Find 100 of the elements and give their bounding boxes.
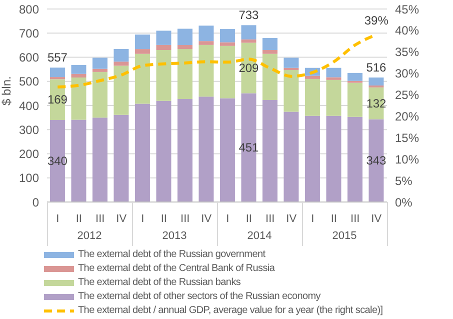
y2-tick-label: 10%: [395, 152, 420, 166]
bar: [326, 80, 342, 116]
bar: [156, 50, 172, 101]
bar: [114, 114, 129, 202]
x-tick-label: II: [246, 212, 252, 225]
bar: [284, 58, 299, 68]
total-label: 733: [238, 8, 260, 22]
x-tick-label: II: [330, 212, 337, 225]
y2-tick-label: 5%: [395, 174, 413, 188]
y-tick-label: 500: [18, 74, 40, 89]
text: 2012: [76, 230, 103, 242]
text: 2015: [331, 230, 358, 242]
bar: [156, 44, 172, 50]
bar: [71, 64, 86, 74]
bar: [114, 66, 129, 115]
x-tick-label: III: [180, 212, 190, 225]
bar: [71, 78, 86, 120]
y-axis-title: $ bln.: [0, 76, 14, 106]
x-tick-label: III: [266, 212, 275, 225]
bar: [284, 112, 299, 202]
bar: [92, 68, 108, 72]
x-tick-label: I: [311, 212, 314, 225]
bar: [198, 44, 214, 97]
bar: [177, 49, 192, 99]
bar: [304, 116, 320, 202]
x-tick-label: II: [160, 212, 167, 225]
bar: [177, 44, 192, 50]
bar: [262, 100, 278, 202]
bar: [241, 25, 256, 40]
bar: [220, 46, 235, 98]
bar: [220, 98, 235, 202]
x-tick-label: I: [226, 212, 230, 225]
bar: [326, 68, 342, 78]
bar: [262, 38, 278, 50]
bar: [156, 100, 172, 202]
y2-tick-label: 35%: [395, 45, 420, 60]
y-tick-label: 400: [18, 98, 40, 113]
y-tick-label: 600: [18, 50, 40, 65]
bar: [134, 104, 150, 202]
bar: [368, 78, 384, 86]
bar: [92, 72, 108, 118]
bar: [71, 74, 86, 78]
bar: [304, 76, 320, 79]
legend-label: The external debt of the Russian government: [78, 248, 266, 262]
bar: [134, 34, 150, 50]
legend-label: The external debt / annual GDP, average value for a year (the right scale)]: [78, 304, 383, 318]
bar: [50, 68, 65, 78]
text: 2013: [161, 230, 188, 242]
bar: [326, 77, 342, 80]
y2-tick-label: 0%: [395, 195, 413, 210]
x-tick-label: III: [96, 212, 105, 225]
y2-tick-label: 30%: [395, 66, 420, 81]
bar: [134, 49, 150, 54]
bar: [262, 54, 278, 100]
y-tick-label: 700: [18, 26, 40, 40]
bar: [71, 120, 86, 202]
bar: [114, 49, 129, 62]
bar: [198, 96, 214, 202]
bar: [347, 82, 362, 117]
total-label: 557: [47, 50, 68, 65]
x-tick-label: IV: [201, 212, 212, 225]
bar: [198, 26, 214, 42]
y2-tick-label: 25%: [395, 88, 420, 102]
y2-tick-label: 15%: [395, 130, 420, 145]
bar: [347, 116, 362, 202]
bar: [198, 41, 214, 45]
bar: [220, 29, 235, 42]
x-tick-label: I: [141, 212, 144, 225]
bar: [284, 70, 299, 112]
y-tick-label: 800: [18, 2, 40, 16]
bar: [114, 62, 129, 66]
data-label: 132: [366, 96, 387, 110]
y2-tick-label: 20%: [395, 109, 420, 124]
bar: [347, 72, 362, 81]
x-tick-label: I: [56, 212, 60, 225]
bar: [220, 42, 235, 46]
legend-label: The external debt of the Central Bank of Russia: [78, 262, 275, 276]
bar: [262, 50, 278, 54]
x-tick-label: II: [76, 212, 82, 225]
x-tick-label: IV: [286, 212, 298, 225]
bar: [241, 39, 256, 43]
text: 2014: [246, 230, 273, 242]
x-tick-label: IV: [116, 212, 128, 225]
bar: [326, 116, 342, 202]
y-tick-label: 200: [18, 147, 40, 162]
legend-label: The external debt of the Russian banks: [78, 276, 241, 290]
x-tick-label: IV: [371, 212, 382, 225]
bar: [92, 58, 108, 69]
y2-tick-label: 45%: [395, 2, 420, 16]
bar: [284, 68, 299, 70]
y-tick-label: 0: [32, 195, 40, 210]
data-label: 39%: [364, 14, 389, 28]
legend-label: The external debt of other sectors of the Russian economy: [78, 290, 320, 304]
bar: [156, 30, 172, 45]
y2-tick-label: 40%: [395, 24, 420, 38]
bar: [177, 28, 192, 45]
bar: [92, 118, 108, 202]
bar: [134, 54, 150, 104]
bar: [304, 78, 320, 116]
bar: [177, 98, 192, 202]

+---+

» **INSTRUCTIONS FOR THE TASK**
Please select every line of the items above that contains the string "legend". Case counts.

» **FULL RESPONSE**
legend-label: The external debt of the Russian government: [78, 248, 266, 262]
legend-label: The external debt / annual GDP, average value for a year (the right scale)]: [78, 304, 383, 318]
legend-label: The external debt of the Central Bank of Russia: [78, 262, 275, 276]
legend-label: The external debt of the Russian banks: [78, 276, 241, 290]
legend-label: The external debt of other sectors of the Russian economy: [78, 290, 320, 304]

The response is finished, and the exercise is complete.